• Given request:
Each record below is to be copied word for word, with pictures removed.

• Listed entries:
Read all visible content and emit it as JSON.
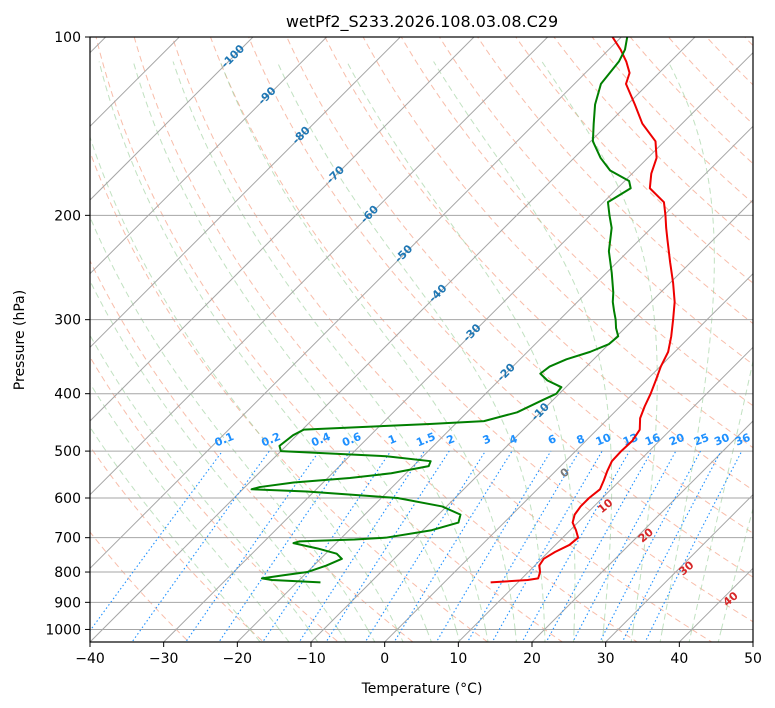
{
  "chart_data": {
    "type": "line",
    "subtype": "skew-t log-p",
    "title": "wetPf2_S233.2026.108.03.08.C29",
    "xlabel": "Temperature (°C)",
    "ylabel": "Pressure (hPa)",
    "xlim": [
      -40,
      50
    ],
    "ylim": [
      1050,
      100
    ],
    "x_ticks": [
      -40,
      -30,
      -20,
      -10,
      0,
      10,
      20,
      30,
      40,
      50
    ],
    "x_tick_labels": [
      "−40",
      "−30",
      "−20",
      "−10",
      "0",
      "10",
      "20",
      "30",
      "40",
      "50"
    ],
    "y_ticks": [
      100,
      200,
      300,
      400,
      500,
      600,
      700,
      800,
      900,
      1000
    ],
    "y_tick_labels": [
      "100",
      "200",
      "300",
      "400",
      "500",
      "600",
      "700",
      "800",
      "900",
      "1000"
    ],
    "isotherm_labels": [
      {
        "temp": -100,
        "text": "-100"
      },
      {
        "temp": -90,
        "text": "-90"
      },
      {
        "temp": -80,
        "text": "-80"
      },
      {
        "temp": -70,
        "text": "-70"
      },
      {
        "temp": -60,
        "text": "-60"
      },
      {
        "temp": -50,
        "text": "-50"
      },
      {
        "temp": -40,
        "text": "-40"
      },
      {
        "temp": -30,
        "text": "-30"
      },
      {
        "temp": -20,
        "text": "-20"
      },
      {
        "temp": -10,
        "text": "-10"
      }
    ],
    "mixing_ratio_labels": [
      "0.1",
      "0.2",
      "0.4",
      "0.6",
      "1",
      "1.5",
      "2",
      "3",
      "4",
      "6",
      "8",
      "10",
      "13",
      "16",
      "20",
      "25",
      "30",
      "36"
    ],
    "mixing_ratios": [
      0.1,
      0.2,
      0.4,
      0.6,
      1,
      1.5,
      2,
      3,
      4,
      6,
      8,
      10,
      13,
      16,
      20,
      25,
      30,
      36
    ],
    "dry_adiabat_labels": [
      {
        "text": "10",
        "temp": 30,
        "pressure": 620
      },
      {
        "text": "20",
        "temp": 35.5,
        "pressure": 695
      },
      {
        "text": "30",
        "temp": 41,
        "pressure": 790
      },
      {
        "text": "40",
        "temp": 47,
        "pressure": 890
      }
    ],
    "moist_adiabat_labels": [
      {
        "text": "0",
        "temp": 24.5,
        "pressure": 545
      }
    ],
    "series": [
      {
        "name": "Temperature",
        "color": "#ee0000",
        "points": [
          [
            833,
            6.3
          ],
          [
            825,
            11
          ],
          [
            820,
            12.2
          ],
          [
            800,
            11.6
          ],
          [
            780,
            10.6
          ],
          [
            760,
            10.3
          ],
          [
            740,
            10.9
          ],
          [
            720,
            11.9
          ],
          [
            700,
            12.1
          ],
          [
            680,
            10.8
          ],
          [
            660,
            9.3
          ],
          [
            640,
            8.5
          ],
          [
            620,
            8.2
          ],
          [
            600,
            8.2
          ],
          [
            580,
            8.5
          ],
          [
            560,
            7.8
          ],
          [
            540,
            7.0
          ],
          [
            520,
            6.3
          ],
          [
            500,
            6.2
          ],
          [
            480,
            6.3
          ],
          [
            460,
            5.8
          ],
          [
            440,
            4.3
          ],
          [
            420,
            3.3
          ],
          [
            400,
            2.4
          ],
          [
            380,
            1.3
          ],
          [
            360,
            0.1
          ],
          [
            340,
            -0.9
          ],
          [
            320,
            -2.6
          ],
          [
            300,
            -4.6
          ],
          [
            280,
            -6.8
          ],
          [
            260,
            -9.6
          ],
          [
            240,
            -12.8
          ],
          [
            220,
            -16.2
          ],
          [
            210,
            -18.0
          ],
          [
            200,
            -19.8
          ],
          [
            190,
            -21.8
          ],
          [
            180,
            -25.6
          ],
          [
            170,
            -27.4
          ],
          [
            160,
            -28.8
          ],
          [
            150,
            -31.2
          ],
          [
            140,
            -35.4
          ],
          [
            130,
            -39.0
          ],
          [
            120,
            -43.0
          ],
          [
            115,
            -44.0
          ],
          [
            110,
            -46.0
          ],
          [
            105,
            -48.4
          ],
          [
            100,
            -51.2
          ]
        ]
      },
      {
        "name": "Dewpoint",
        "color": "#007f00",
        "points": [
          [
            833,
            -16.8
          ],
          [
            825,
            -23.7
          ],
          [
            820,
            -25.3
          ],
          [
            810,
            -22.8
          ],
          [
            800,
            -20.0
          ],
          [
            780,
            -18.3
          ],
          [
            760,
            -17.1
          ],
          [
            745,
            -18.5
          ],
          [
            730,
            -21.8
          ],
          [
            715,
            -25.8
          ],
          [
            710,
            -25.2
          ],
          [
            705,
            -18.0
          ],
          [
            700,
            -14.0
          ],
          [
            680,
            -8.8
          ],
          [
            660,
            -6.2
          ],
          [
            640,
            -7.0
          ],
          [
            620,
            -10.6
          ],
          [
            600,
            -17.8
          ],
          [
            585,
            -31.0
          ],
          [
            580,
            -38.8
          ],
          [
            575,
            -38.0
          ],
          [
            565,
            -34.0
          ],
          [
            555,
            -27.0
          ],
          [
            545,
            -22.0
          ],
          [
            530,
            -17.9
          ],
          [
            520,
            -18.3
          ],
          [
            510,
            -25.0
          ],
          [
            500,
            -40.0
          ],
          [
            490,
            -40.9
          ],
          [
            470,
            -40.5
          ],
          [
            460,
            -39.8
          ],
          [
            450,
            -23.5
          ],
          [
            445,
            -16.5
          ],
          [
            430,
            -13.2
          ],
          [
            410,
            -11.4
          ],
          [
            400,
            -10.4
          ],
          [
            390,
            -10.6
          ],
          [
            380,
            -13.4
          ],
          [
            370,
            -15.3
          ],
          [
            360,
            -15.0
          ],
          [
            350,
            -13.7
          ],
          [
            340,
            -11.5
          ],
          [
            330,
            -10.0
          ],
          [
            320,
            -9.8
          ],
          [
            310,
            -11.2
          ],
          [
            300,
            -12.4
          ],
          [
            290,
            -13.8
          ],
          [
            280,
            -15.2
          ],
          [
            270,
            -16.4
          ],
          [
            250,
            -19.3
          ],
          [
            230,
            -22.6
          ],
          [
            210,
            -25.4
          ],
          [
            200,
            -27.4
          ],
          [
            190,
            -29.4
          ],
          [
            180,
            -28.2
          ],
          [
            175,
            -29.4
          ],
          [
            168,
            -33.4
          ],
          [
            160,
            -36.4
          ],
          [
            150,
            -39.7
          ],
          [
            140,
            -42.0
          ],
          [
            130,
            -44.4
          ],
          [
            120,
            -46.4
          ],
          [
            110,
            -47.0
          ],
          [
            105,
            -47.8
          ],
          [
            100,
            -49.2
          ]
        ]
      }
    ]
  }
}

• Answer to the problem:
Read all visible content and emit it as JSON.
{
  "chart_data": {
    "type": "line",
    "subtype": "skew-t log-p",
    "title": "wetPf2_S233.2026.108.03.08.C29",
    "xlabel": "Temperature (°C)",
    "ylabel": "Pressure (hPa)",
    "xlim": [
      -40,
      50
    ],
    "ylim": [
      1050,
      100
    ],
    "x_ticks": [
      -40,
      -30,
      -20,
      -10,
      0,
      10,
      20,
      30,
      40,
      50
    ],
    "x_tick_labels": [
      "−40",
      "−30",
      "−20",
      "−10",
      "0",
      "10",
      "20",
      "30",
      "40",
      "50"
    ],
    "y_ticks": [
      100,
      200,
      300,
      400,
      500,
      600,
      700,
      800,
      900,
      1000
    ],
    "y_tick_labels": [
      "100",
      "200",
      "300",
      "400",
      "500",
      "600",
      "700",
      "800",
      "900",
      "1000"
    ],
    "isotherm_labels": [
      {
        "temp": -100,
        "text": "-100"
      },
      {
        "temp": -90,
        "text": "-90"
      },
      {
        "temp": -80,
        "text": "-80"
      },
      {
        "temp": -70,
        "text": "-70"
      },
      {
        "temp": -60,
        "text": "-60"
      },
      {
        "temp": -50,
        "text": "-50"
      },
      {
        "temp": -40,
        "text": "-40"
      },
      {
        "temp": -30,
        "text": "-30"
      },
      {
        "temp": -20,
        "text": "-20"
      },
      {
        "temp": -10,
        "text": "-10"
      }
    ],
    "mixing_ratio_labels": [
      "0.1",
      "0.2",
      "0.4",
      "0.6",
      "1",
      "1.5",
      "2",
      "3",
      "4",
      "6",
      "8",
      "10",
      "13",
      "16",
      "20",
      "25",
      "30",
      "36"
    ],
    "mixing_ratios": [
      0.1,
      0.2,
      0.4,
      0.6,
      1,
      1.5,
      2,
      3,
      4,
      6,
      8,
      10,
      13,
      16,
      20,
      25,
      30,
      36
    ],
    "dry_adiabat_labels": [
      {
        "text": "10",
        "temp": 30,
        "pressure": 620
      },
      {
        "text": "20",
        "temp": 35.5,
        "pressure": 695
      },
      {
        "text": "30",
        "temp": 41,
        "pressure": 790
      },
      {
        "text": "40",
        "temp": 47,
        "pressure": 890
      }
    ],
    "moist_adiabat_labels": [
      {
        "text": "0",
        "temp": 24.5,
        "pressure": 545
      }
    ],
    "series": [
      {
        "name": "Temperature",
        "color": "#ee0000",
        "points": [
          [
            833,
            6.3
          ],
          [
            825,
            11
          ],
          [
            820,
            12.2
          ],
          [
            800,
            11.6
          ],
          [
            780,
            10.6
          ],
          [
            760,
            10.3
          ],
          [
            740,
            10.9
          ],
          [
            720,
            11.9
          ],
          [
            700,
            12.1
          ],
          [
            680,
            10.8
          ],
          [
            660,
            9.3
          ],
          [
            640,
            8.5
          ],
          [
            620,
            8.2
          ],
          [
            600,
            8.2
          ],
          [
            580,
            8.5
          ],
          [
            560,
            7.8
          ],
          [
            540,
            7.0
          ],
          [
            520,
            6.3
          ],
          [
            500,
            6.2
          ],
          [
            480,
            6.3
          ],
          [
            460,
            5.8
          ],
          [
            440,
            4.3
          ],
          [
            420,
            3.3
          ],
          [
            400,
            2.4
          ],
          [
            380,
            1.3
          ],
          [
            360,
            0.1
          ],
          [
            340,
            -0.9
          ],
          [
            320,
            -2.6
          ],
          [
            300,
            -4.6
          ],
          [
            280,
            -6.8
          ],
          [
            260,
            -9.6
          ],
          [
            240,
            -12.8
          ],
          [
            220,
            -16.2
          ],
          [
            210,
            -18.0
          ],
          [
            200,
            -19.8
          ],
          [
            190,
            -21.8
          ],
          [
            180,
            -25.6
          ],
          [
            170,
            -27.4
          ],
          [
            160,
            -28.8
          ],
          [
            150,
            -31.2
          ],
          [
            140,
            -35.4
          ],
          [
            130,
            -39.0
          ],
          [
            120,
            -43.0
          ],
          [
            115,
            -44.0
          ],
          [
            110,
            -46.0
          ],
          [
            105,
            -48.4
          ],
          [
            100,
            -51.2
          ]
        ]
      },
      {
        "name": "Dewpoint",
        "color": "#007f00",
        "points": [
          [
            833,
            -16.8
          ],
          [
            825,
            -23.7
          ],
          [
            820,
            -25.3
          ],
          [
            810,
            -22.8
          ],
          [
            800,
            -20.0
          ],
          [
            780,
            -18.3
          ],
          [
            760,
            -17.1
          ],
          [
            745,
            -18.5
          ],
          [
            730,
            -21.8
          ],
          [
            715,
            -25.8
          ],
          [
            710,
            -25.2
          ],
          [
            705,
            -18.0
          ],
          [
            700,
            -14.0
          ],
          [
            680,
            -8.8
          ],
          [
            660,
            -6.2
          ],
          [
            640,
            -7.0
          ],
          [
            620,
            -10.6
          ],
          [
            600,
            -17.8
          ],
          [
            585,
            -31.0
          ],
          [
            580,
            -38.8
          ],
          [
            575,
            -38.0
          ],
          [
            565,
            -34.0
          ],
          [
            555,
            -27.0
          ],
          [
            545,
            -22.0
          ],
          [
            530,
            -17.9
          ],
          [
            520,
            -18.3
          ],
          [
            510,
            -25.0
          ],
          [
            500,
            -40.0
          ],
          [
            490,
            -40.9
          ],
          [
            470,
            -40.5
          ],
          [
            460,
            -39.8
          ],
          [
            450,
            -23.5
          ],
          [
            445,
            -16.5
          ],
          [
            430,
            -13.2
          ],
          [
            410,
            -11.4
          ],
          [
            400,
            -10.4
          ],
          [
            390,
            -10.6
          ],
          [
            380,
            -13.4
          ],
          [
            370,
            -15.3
          ],
          [
            360,
            -15.0
          ],
          [
            350,
            -13.7
          ],
          [
            340,
            -11.5
          ],
          [
            330,
            -10.0
          ],
          [
            320,
            -9.8
          ],
          [
            310,
            -11.2
          ],
          [
            300,
            -12.4
          ],
          [
            290,
            -13.8
          ],
          [
            280,
            -15.2
          ],
          [
            270,
            -16.4
          ],
          [
            250,
            -19.3
          ],
          [
            230,
            -22.6
          ],
          [
            210,
            -25.4
          ],
          [
            200,
            -27.4
          ],
          [
            190,
            -29.4
          ],
          [
            180,
            -28.2
          ],
          [
            175,
            -29.4
          ],
          [
            168,
            -33.4
          ],
          [
            160,
            -36.4
          ],
          [
            150,
            -39.7
          ],
          [
            140,
            -42.0
          ],
          [
            130,
            -44.4
          ],
          [
            120,
            -46.4
          ],
          [
            110,
            -47.0
          ],
          [
            105,
            -47.8
          ],
          [
            100,
            -49.2
          ]
        ]
      }
    ]
  }
}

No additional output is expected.